> _DIRECTIVE_: Exactly reproduce each line of the listing that follows.
** START AVAILABLE RECORDS **
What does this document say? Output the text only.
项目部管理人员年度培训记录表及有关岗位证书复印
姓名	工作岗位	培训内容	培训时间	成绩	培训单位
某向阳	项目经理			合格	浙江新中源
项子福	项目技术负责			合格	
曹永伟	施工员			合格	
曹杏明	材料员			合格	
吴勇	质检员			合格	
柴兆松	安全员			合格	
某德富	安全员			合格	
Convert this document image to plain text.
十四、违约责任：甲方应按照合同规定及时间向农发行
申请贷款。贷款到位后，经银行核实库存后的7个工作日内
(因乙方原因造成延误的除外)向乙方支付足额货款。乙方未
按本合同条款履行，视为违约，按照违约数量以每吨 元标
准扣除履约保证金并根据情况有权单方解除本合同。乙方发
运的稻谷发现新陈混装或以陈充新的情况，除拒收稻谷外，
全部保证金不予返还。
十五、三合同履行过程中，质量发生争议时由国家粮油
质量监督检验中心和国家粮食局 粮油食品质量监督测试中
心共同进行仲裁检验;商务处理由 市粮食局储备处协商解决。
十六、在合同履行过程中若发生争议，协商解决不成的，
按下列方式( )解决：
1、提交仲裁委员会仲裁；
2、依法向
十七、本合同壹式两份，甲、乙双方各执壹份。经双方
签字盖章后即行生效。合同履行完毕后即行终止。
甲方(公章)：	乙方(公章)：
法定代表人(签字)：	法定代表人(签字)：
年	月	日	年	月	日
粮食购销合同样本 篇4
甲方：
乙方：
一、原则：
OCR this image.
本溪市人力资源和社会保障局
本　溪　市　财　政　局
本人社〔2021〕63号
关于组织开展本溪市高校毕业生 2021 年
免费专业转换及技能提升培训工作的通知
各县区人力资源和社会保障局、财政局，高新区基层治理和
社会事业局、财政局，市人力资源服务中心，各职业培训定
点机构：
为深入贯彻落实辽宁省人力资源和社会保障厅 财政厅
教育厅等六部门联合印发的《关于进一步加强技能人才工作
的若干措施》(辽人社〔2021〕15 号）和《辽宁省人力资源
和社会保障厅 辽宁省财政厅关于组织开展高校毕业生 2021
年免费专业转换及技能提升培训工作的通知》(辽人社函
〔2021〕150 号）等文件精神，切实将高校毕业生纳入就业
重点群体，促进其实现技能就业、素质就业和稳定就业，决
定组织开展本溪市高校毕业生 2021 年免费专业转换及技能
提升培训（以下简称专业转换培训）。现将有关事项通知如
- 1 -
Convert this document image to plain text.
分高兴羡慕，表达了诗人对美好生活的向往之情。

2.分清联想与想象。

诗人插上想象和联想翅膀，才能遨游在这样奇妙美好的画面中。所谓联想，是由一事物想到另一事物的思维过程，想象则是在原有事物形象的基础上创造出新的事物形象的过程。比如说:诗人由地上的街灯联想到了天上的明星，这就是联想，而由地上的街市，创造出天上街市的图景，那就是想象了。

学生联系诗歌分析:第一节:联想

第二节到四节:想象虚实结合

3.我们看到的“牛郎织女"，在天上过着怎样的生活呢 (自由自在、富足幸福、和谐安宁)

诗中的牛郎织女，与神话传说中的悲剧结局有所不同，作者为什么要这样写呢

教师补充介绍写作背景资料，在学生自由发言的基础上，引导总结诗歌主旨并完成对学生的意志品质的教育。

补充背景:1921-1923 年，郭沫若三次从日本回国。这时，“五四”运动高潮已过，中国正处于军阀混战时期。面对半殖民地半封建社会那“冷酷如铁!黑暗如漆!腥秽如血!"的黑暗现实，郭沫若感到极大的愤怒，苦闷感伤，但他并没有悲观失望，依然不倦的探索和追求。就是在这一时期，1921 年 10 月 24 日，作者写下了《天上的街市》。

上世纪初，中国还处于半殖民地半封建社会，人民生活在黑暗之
** END AVAILABLE RECORDS **
> _FINISHED ANSWER_:
What does this document say? Output the text only.
项目部管理人员年度培训记录表及有关岗位证书复印
姓名	工作岗位	培训内容	培训时间	成绩	培训单位
某向阳	项目经理			合格	浙江新中源
项子福	项目技术负责			合格	
曹永伟	施工员			合格	
曹杏明	材料员			合格	
吴勇	质检员			合格	
柴兆松	安全员			合格	
某德富	安全员			合格	
Convert this document image to plain text.
十四、违约责任：甲方应按照合同规定及时间向农发行
申请贷款。贷款到位后，经银行核实库存后的7个工作日内
(因乙方原因造成延误的除外)向乙方支付足额货款。乙方未
按本合同条款履行，视为违约，按照违约数量以每吨 元标
准扣除履约保证金并根据情况有权单方解除本合同。乙方发
运的稻谷发现新陈混装或以陈充新的情况，除拒收稻谷外，
全部保证金不予返还。
十五、三合同履行过程中，质量发生争议时由国家粮油
质量监督检验中心和国家粮食局 粮油食品质量监督测试中
心共同进行仲裁检验;商务处理由 市粮食局储备处协商解决。
十六、在合同履行过程中若发生争议，协商解决不成的，
按下列方式( )解决：
1、提交仲裁委员会仲裁；
2、依法向
十七、本合同壹式两份，甲、乙双方各执壹份。经双方
签字盖章后即行生效。合同履行完毕后即行终止。
甲方(公章)：	乙方(公章)：
法定代表人(签字)：	法定代表人(签字)：
年	月	日	年	月	日
粮食购销合同样本 篇4
甲方：
乙方：
一、原则：
OCR this image.
本溪市人力资源和社会保障局
本　溪　市　财　政　局
本人社〔2021〕63号
关于组织开展本溪市高校毕业生 2021 年
免费专业转换及技能提升培训工作的通知
各县区人力资源和社会保障局、财政局，高新区基层治理和
社会事业局、财政局，市人力资源服务中心，各职业培训定
点机构：
为深入贯彻落实辽宁省人力资源和社会保障厅 财政厅
教育厅等六部门联合印发的《关于进一步加强技能人才工作
的若干措施》(辽人社〔2021〕15 号）和《辽宁省人力资源
和社会保障厅 辽宁省财政厅关于组织开展高校毕业生 2021
年免费专业转换及技能提升培训工作的通知》(辽人社函
〔2021〕150 号）等文件精神，切实将高校毕业生纳入就业
重点群体，促进其实现技能就业、素质就业和稳定就业，决
定组织开展本溪市高校毕业生 2021 年免费专业转换及技能
提升培训（以下简称专业转换培训）。现将有关事项通知如
- 1 -
Convert this document image to plain text.
分高兴羡慕，表达了诗人对美好生活的向往之情。

2.分清联想与想象。

诗人插上想象和联想翅膀，才能遨游在这样奇妙美好的画面中。所谓联想，是由一事物想到另一事物的思维过程，想象则是在原有事物形象的基础上创造出新的事物形象的过程。比如说:诗人由地上的街灯联想到了天上的明星，这就是联想，而由地上的街市，创造出天上街市的图景，那就是想象了。

学生联系诗歌分析:第一节:联想

第二节到四节:想象虚实结合

3.我们看到的“牛郎织女"，在天上过着怎样的生活呢 (自由自在、富足幸福、和谐安宁)

诗中的牛郎织女，与神话传说中的悲剧结局有所不同，作者为什么要这样写呢

教师补充介绍写作背景资料，在学生自由发言的基础上，引导总结诗歌主旨并完成对学生的意志品质的教育。

补充背景:1921-1923 年，郭沫若三次从日本回国。这时，“五四”运动高潮已过，中国正处于军阀混战时期。面对半殖民地半封建社会那“冷酷如铁!黑暗如漆!腥秽如血!"的黑暗现实，郭沫若感到极大的愤怒，苦闷感伤，但他并没有悲观失望，依然不倦的探索和追求。就是在这一时期，1921 年 10 月 24 日，作者写下了《天上的街市》。

上世纪初，中国还处于半殖民地半封建社会，人民生活在黑暗之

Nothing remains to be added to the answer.